- **TASK DETAILS**:
State the number of lines in the material below that have "dotted" in them, without any other text.

- **EXTRACTED INFORMATION**:
------------------------------

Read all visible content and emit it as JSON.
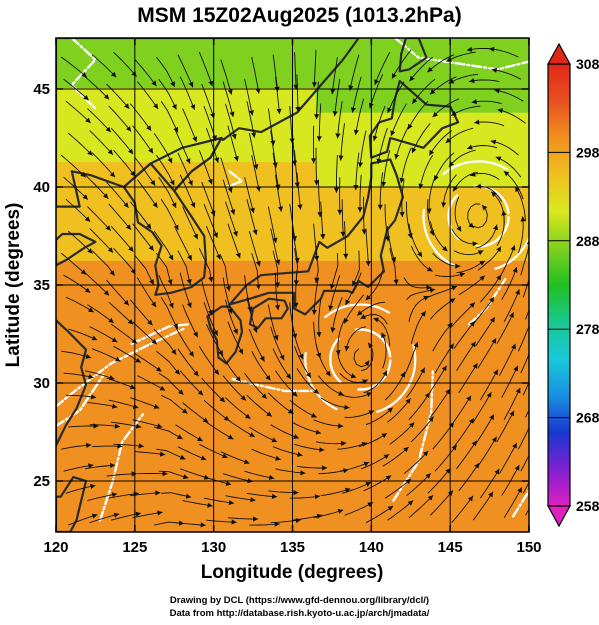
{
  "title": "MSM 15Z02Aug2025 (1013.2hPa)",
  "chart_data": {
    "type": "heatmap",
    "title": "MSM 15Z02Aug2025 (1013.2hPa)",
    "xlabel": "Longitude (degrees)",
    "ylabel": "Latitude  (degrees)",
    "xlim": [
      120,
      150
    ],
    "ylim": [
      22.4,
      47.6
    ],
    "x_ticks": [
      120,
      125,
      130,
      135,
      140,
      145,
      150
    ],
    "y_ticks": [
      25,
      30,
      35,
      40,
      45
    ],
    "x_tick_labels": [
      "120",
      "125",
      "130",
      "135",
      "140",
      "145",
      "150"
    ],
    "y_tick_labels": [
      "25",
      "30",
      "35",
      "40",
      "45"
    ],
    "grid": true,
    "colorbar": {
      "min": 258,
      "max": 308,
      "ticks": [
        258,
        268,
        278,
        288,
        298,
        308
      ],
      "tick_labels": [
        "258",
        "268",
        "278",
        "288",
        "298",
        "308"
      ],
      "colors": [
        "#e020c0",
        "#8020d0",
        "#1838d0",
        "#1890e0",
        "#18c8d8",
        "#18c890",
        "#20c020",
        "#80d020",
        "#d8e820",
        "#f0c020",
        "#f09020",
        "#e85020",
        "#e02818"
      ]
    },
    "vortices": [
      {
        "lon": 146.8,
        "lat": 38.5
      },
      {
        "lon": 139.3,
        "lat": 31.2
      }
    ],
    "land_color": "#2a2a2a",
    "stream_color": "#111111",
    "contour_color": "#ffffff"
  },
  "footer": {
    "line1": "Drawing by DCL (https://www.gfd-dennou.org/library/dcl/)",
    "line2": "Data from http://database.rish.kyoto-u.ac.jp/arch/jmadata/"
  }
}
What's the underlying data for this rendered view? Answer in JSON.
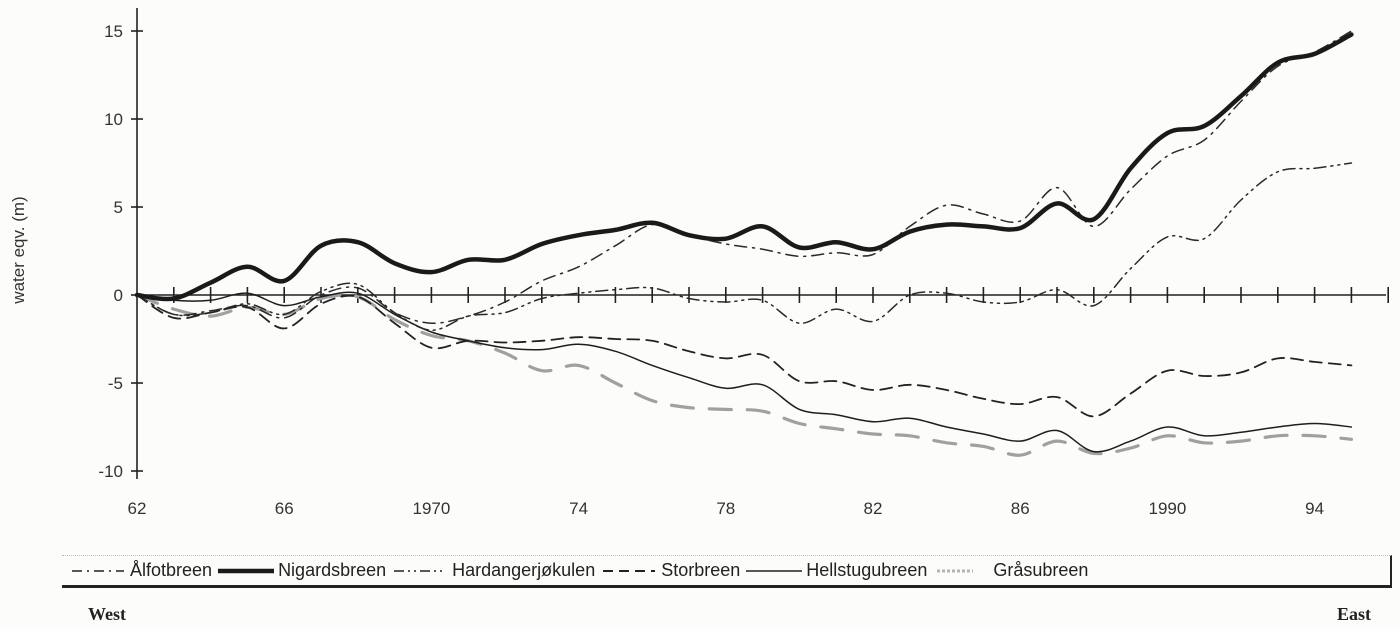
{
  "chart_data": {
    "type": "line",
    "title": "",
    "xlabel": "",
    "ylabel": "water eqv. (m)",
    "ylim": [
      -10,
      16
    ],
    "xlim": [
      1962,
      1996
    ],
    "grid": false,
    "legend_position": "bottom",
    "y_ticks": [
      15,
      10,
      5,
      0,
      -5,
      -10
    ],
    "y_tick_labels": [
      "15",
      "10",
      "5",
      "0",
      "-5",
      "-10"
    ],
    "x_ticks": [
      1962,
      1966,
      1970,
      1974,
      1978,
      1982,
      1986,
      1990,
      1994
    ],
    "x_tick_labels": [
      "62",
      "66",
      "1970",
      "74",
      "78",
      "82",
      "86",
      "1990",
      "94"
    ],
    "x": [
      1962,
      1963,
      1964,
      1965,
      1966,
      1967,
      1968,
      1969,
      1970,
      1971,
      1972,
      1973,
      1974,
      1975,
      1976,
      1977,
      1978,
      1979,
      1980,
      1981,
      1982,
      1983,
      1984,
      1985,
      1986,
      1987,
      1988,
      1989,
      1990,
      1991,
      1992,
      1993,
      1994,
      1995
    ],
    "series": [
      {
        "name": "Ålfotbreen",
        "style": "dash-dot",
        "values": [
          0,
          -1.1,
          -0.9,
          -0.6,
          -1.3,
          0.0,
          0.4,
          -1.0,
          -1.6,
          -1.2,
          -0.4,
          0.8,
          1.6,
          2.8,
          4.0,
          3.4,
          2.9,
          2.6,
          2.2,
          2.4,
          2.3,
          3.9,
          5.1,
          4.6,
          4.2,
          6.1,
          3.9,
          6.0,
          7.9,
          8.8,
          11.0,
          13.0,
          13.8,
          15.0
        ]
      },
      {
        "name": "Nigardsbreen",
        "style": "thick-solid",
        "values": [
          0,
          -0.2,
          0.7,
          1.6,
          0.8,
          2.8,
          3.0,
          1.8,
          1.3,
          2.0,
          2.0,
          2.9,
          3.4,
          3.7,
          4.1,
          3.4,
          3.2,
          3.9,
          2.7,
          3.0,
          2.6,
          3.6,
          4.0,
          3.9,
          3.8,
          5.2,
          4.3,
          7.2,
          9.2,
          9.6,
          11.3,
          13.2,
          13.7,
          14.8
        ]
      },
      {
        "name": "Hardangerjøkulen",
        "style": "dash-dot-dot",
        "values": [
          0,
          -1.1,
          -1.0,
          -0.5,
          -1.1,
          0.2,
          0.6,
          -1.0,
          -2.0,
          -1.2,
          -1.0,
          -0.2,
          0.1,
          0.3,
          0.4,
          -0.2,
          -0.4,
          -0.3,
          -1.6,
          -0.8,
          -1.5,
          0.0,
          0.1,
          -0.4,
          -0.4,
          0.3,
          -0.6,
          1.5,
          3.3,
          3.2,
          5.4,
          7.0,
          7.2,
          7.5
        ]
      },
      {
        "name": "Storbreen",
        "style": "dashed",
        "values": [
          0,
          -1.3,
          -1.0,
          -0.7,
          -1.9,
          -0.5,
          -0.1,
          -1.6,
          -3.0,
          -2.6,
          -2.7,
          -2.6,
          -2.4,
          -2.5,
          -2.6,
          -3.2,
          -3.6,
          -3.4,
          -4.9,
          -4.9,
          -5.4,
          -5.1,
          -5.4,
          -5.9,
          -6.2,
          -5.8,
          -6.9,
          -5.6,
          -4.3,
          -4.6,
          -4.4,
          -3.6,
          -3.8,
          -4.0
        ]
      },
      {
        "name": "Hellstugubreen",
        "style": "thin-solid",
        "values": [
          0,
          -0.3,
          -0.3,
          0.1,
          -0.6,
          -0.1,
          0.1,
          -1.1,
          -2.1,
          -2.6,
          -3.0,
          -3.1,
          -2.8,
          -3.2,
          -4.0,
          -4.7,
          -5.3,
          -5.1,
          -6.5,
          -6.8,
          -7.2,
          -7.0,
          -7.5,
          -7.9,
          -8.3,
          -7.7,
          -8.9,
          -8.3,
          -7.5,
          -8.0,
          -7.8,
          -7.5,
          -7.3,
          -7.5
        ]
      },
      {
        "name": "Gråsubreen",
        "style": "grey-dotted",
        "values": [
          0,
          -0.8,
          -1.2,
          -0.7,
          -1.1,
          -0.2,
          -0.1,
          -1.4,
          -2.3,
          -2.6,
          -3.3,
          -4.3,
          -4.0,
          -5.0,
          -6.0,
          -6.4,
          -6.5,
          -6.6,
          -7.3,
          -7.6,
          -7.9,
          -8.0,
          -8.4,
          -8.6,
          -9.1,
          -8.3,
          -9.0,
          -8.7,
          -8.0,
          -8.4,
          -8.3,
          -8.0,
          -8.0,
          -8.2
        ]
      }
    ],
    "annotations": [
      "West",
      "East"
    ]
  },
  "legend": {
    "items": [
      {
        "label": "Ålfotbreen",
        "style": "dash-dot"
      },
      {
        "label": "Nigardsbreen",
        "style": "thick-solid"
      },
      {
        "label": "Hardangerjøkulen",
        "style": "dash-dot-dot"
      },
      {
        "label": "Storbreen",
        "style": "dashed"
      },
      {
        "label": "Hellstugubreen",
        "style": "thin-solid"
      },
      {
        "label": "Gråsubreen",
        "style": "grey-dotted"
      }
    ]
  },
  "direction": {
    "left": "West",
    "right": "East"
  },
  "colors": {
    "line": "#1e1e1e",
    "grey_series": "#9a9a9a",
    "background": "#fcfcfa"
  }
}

------------------------------

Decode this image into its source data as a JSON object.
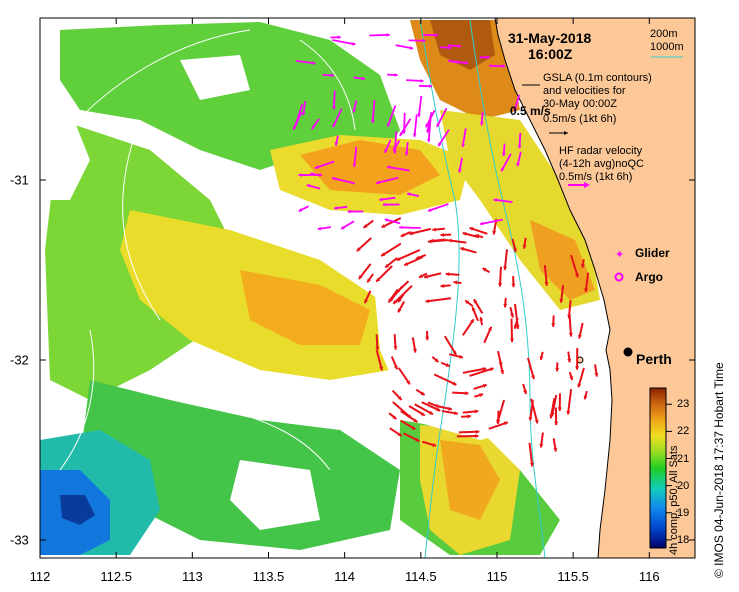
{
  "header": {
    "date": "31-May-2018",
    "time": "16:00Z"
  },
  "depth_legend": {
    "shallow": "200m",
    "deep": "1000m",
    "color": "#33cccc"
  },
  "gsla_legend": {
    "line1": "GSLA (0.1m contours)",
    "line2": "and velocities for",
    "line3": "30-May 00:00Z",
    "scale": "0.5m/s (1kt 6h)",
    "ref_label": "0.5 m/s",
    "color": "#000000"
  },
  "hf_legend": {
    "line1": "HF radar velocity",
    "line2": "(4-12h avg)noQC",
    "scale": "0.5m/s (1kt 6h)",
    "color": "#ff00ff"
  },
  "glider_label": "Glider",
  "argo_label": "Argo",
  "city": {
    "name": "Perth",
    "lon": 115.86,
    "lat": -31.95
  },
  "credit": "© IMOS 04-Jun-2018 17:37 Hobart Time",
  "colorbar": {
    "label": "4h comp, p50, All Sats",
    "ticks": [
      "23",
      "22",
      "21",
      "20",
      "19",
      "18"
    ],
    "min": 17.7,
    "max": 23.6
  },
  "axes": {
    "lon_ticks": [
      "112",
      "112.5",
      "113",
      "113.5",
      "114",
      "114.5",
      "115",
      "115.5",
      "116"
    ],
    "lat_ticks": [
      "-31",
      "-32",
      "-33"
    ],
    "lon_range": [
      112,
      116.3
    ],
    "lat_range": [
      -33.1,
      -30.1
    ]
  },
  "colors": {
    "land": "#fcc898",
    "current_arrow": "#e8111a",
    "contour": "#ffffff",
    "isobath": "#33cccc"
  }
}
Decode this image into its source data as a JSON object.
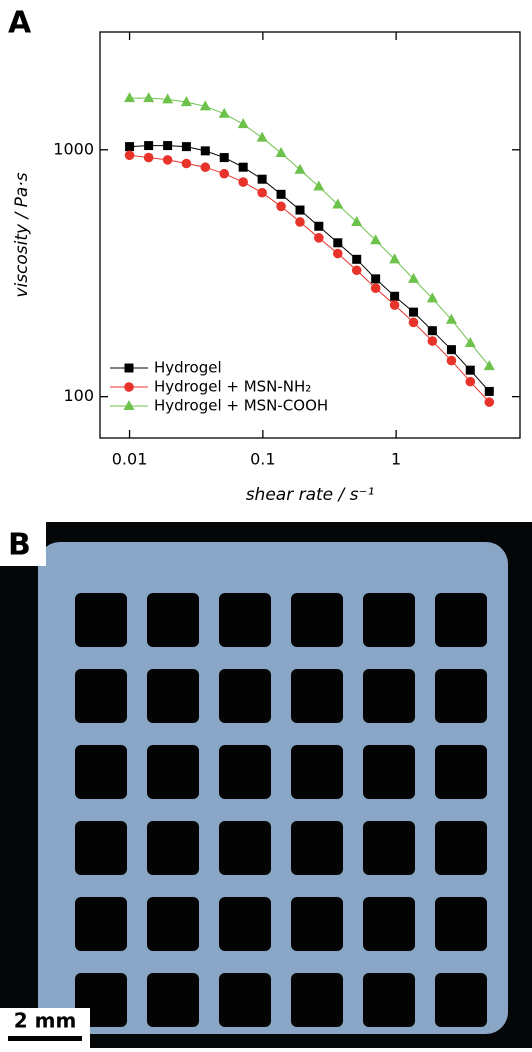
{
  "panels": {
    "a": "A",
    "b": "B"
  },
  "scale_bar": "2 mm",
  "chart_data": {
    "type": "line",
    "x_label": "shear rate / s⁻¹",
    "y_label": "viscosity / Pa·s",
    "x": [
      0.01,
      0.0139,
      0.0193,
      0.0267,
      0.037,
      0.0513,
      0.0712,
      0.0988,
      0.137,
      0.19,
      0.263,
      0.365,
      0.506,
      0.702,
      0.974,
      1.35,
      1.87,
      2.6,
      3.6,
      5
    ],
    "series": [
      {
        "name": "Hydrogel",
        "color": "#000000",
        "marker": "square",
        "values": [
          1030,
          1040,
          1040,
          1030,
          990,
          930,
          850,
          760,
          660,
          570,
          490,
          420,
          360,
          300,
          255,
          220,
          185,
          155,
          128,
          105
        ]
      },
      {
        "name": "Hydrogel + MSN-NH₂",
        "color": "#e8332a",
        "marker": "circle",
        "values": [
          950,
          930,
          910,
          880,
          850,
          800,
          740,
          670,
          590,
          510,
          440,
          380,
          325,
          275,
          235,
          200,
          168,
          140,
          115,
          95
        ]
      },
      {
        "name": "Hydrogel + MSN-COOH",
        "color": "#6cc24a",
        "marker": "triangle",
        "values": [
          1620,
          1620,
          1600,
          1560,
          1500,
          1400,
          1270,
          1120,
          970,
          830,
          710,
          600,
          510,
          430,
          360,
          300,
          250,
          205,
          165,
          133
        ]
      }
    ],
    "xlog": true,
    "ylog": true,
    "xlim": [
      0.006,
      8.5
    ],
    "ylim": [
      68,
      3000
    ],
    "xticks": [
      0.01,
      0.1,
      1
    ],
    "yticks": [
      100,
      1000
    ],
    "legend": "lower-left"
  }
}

------------------------------

- **FINAL RESULT**:
2